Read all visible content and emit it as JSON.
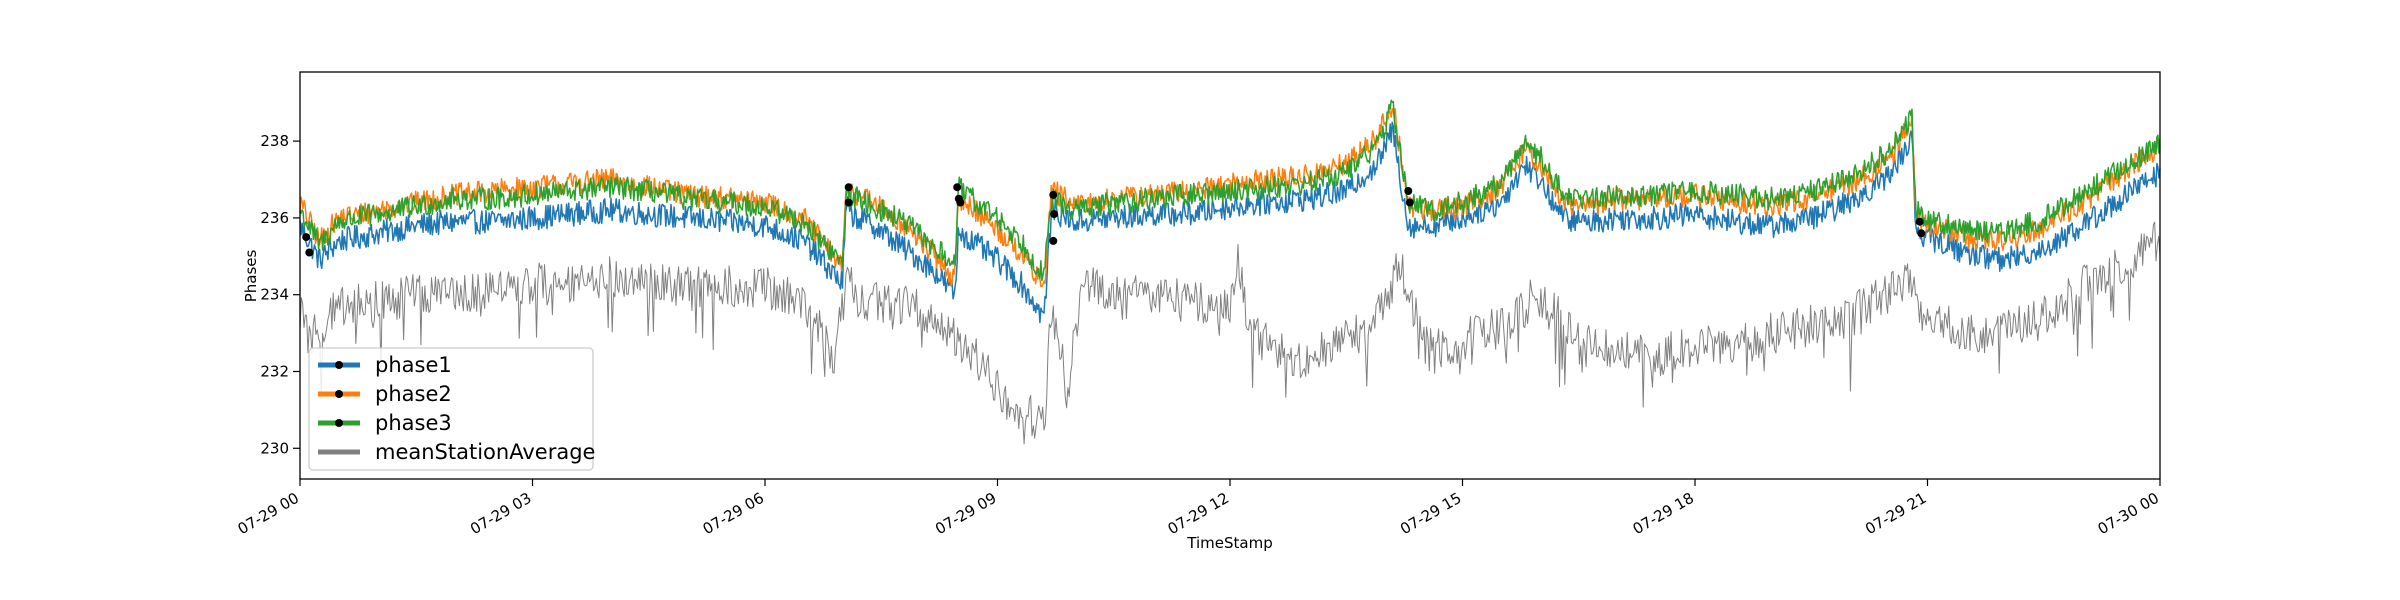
{
  "chart_data": {
    "type": "line",
    "xlabel": "TimeStamp",
    "ylabel": "Phases",
    "ylim": [
      229.2,
      239.8
    ],
    "xlim_hours": [
      0,
      24
    ],
    "x_ticks": [
      {
        "label": "07-29 00",
        "hour": 0
      },
      {
        "label": "07-29 03",
        "hour": 3
      },
      {
        "label": "07-29 06",
        "hour": 6
      },
      {
        "label": "07-29 09",
        "hour": 9
      },
      {
        "label": "07-29 12",
        "hour": 12
      },
      {
        "label": "07-29 15",
        "hour": 15
      },
      {
        "label": "07-29 18",
        "hour": 18
      },
      {
        "label": "07-29 21",
        "hour": 21
      },
      {
        "label": "07-30 00",
        "hour": 24
      }
    ],
    "y_ticks": [
      {
        "label": "230",
        "value": 230
      },
      {
        "label": "232",
        "value": 232
      },
      {
        "label": "234",
        "value": 234
      },
      {
        "label": "236",
        "value": 236
      },
      {
        "label": "238",
        "value": 238
      }
    ],
    "grid": false,
    "legend_position": "lower-left",
    "series": [
      {
        "name": "phase1",
        "color": "#1f77b4",
        "x": [
          0,
          0.25,
          0.5,
          1,
          1.5,
          2,
          2.5,
          3,
          3.5,
          4,
          4.5,
          5,
          5.5,
          6,
          6.5,
          7,
          7.05,
          7.1,
          7.4,
          7.8,
          8.2,
          8.45,
          8.5,
          8.6,
          9,
          9.3,
          9.6,
          9.7,
          9.8,
          10,
          10.5,
          11,
          11.5,
          12,
          12.5,
          13,
          13.5,
          13.9,
          14.1,
          14.3,
          14.6,
          15,
          15.5,
          15.8,
          16,
          16.3,
          16.6,
          17,
          17.5,
          18,
          18.5,
          19,
          19.5,
          20,
          20.5,
          20.8,
          20.85,
          21,
          21.5,
          22,
          22.5,
          23,
          23.5,
          24
        ],
        "y": [
          235.8,
          234.9,
          235.4,
          235.6,
          235.8,
          235.9,
          235.9,
          236,
          236.1,
          236.2,
          236.1,
          236,
          235.9,
          235.8,
          235.4,
          234.3,
          236.4,
          236.1,
          235.8,
          235.2,
          234.6,
          234,
          235.7,
          235.5,
          234.9,
          234.3,
          233.4,
          236.3,
          236.1,
          235.9,
          236.0,
          236.1,
          236.1,
          236.3,
          236.4,
          236.5,
          236.7,
          237.4,
          238.3,
          235.8,
          235.8,
          236.0,
          236.4,
          237.4,
          237.0,
          236.0,
          235.9,
          236.0,
          236.0,
          236.1,
          235.9,
          235.8,
          236.0,
          236.4,
          237.1,
          238.1,
          235.7,
          235.5,
          235.1,
          234.9,
          235.2,
          235.8,
          236.5,
          237.2
        ]
      },
      {
        "name": "phase2",
        "color": "#ff7f0e",
        "x": [
          0,
          0.25,
          0.5,
          1,
          1.5,
          2,
          2.5,
          3,
          3.5,
          4,
          4.5,
          5,
          5.5,
          6,
          6.5,
          7,
          7.05,
          7.1,
          7.4,
          7.8,
          8.2,
          8.45,
          8.5,
          8.6,
          9,
          9.3,
          9.6,
          9.7,
          9.8,
          10,
          10.5,
          11,
          11.5,
          12,
          12.5,
          13,
          13.5,
          13.9,
          14.1,
          14.3,
          14.6,
          15,
          15.5,
          15.8,
          16,
          16.3,
          16.6,
          17,
          17.5,
          18,
          18.5,
          19,
          19.5,
          20,
          20.5,
          20.8,
          20.85,
          21,
          21.5,
          22,
          22.5,
          23,
          23.5,
          24
        ],
        "y": [
          236.4,
          235.4,
          236.0,
          236.2,
          236.4,
          236.6,
          236.7,
          236.8,
          236.9,
          237.0,
          236.8,
          236.6,
          236.5,
          236.4,
          236.0,
          234.7,
          236.9,
          236.7,
          236.4,
          235.8,
          235.0,
          234.4,
          236.5,
          236.4,
          235.7,
          235.1,
          234.2,
          236.8,
          236.6,
          236.3,
          236.5,
          236.6,
          236.7,
          236.9,
          237.0,
          237.1,
          237.4,
          238.1,
          239.0,
          236.3,
          236.2,
          236.3,
          236.8,
          237.8,
          237.4,
          236.4,
          236.3,
          236.5,
          236.5,
          236.6,
          236.4,
          236.3,
          236.5,
          236.9,
          237.5,
          238.6,
          236.0,
          235.9,
          235.5,
          235.4,
          235.8,
          236.4,
          237.1,
          237.9
        ]
      },
      {
        "name": "phase3",
        "color": "#2ca02c",
        "x": [
          0,
          0.25,
          0.5,
          1,
          1.5,
          2,
          2.5,
          3,
          3.5,
          4,
          4.5,
          5,
          5.5,
          6,
          6.5,
          7,
          7.05,
          7.1,
          7.4,
          7.8,
          8.2,
          8.45,
          8.5,
          8.6,
          9,
          9.3,
          9.6,
          9.7,
          9.8,
          10,
          10.5,
          11,
          11.5,
          12,
          12.5,
          13,
          13.5,
          13.9,
          14.1,
          14.3,
          14.6,
          15,
          15.5,
          15.8,
          16,
          16.3,
          16.6,
          17,
          17.5,
          18,
          18.5,
          19,
          19.5,
          20,
          20.5,
          20.8,
          20.85,
          21,
          21.5,
          22,
          22.5,
          23,
          23.5,
          24
        ],
        "y": [
          236.2,
          235.3,
          235.9,
          236.1,
          236.3,
          236.5,
          236.5,
          236.6,
          236.7,
          236.8,
          236.7,
          236.5,
          236.4,
          236.3,
          235.9,
          234.8,
          236.7,
          236.6,
          236.3,
          235.9,
          235.2,
          234.8,
          236.8,
          236.6,
          236.0,
          235.4,
          234.5,
          236.5,
          236.4,
          236.2,
          236.4,
          236.5,
          236.6,
          236.7,
          236.8,
          236.9,
          237.2,
          237.9,
          238.9,
          236.4,
          236.2,
          236.4,
          236.9,
          238.0,
          237.6,
          236.6,
          236.5,
          236.6,
          236.6,
          236.7,
          236.6,
          236.5,
          236.7,
          237.1,
          237.7,
          238.6,
          236.2,
          236.0,
          235.7,
          235.6,
          236.0,
          236.6,
          237.3,
          237.9
        ]
      },
      {
        "name": "meanStationAverage",
        "color": "#808080",
        "x": [
          0,
          0.1,
          0.3,
          0.6,
          1,
          1.5,
          2,
          2.5,
          3,
          3.5,
          4,
          4.5,
          5,
          5.5,
          6,
          6.5,
          6.9,
          7.05,
          7.2,
          7.6,
          8,
          8.3,
          8.5,
          8.8,
          9.0,
          9.3,
          9.6,
          9.7,
          9.9,
          10.1,
          10.3,
          10.6,
          11,
          11.5,
          12,
          12.1,
          12.3,
          12.6,
          13,
          13.4,
          13.8,
          14.2,
          14.5,
          14.8,
          15.2,
          15.6,
          15.9,
          16.2,
          16.5,
          17,
          17.5,
          18,
          18.5,
          19,
          19.5,
          20,
          20.4,
          20.8,
          20.9,
          21.2,
          21.6,
          22,
          22.4,
          22.8,
          23.2,
          23.6,
          24
        ],
        "y": [
          233.7,
          232.8,
          233.3,
          233.8,
          233.8,
          234.0,
          234.1,
          234.1,
          234.3,
          234.2,
          234.5,
          234.3,
          234.2,
          234.2,
          234.2,
          233.8,
          232.4,
          234.4,
          233.9,
          233.8,
          233.6,
          233.2,
          232.8,
          232.2,
          231.5,
          231.0,
          230.6,
          233.8,
          231.5,
          234.3,
          234.3,
          233.9,
          234.0,
          233.8,
          233.7,
          234.8,
          232.9,
          232.6,
          232.3,
          232.9,
          233.0,
          234.8,
          232.7,
          232.6,
          233.0,
          233.2,
          233.9,
          233.5,
          232.7,
          232.5,
          232.4,
          232.7,
          232.6,
          233.0,
          233.2,
          233.4,
          234.0,
          234.3,
          233.5,
          233.2,
          233.0,
          233.1,
          233.3,
          233.9,
          234.5,
          234.9,
          235.5
        ]
      }
    ],
    "markers": [
      {
        "hour": 0.08,
        "value": 235.5
      },
      {
        "hour": 0.12,
        "value": 235.1
      },
      {
        "hour": 7.08,
        "value": 236.8
      },
      {
        "hour": 7.08,
        "value": 236.4
      },
      {
        "hour": 8.48,
        "value": 236.8
      },
      {
        "hour": 8.5,
        "value": 236.5
      },
      {
        "hour": 8.52,
        "value": 236.4
      },
      {
        "hour": 9.72,
        "value": 236.6
      },
      {
        "hour": 9.73,
        "value": 236.1
      },
      {
        "hour": 9.72,
        "value": 235.4
      },
      {
        "hour": 14.3,
        "value": 236.7
      },
      {
        "hour": 14.32,
        "value": 236.4
      },
      {
        "hour": 20.9,
        "value": 235.9
      },
      {
        "hour": 20.92,
        "value": 235.6
      }
    ]
  }
}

────

◆ Challenge:
Out of the material above, gather each line where "name" appears.

◆ Full response:
        "name": "phase1",
        "name": "phase2",
        "name": "phase3",
        "name": "meanStationAverage",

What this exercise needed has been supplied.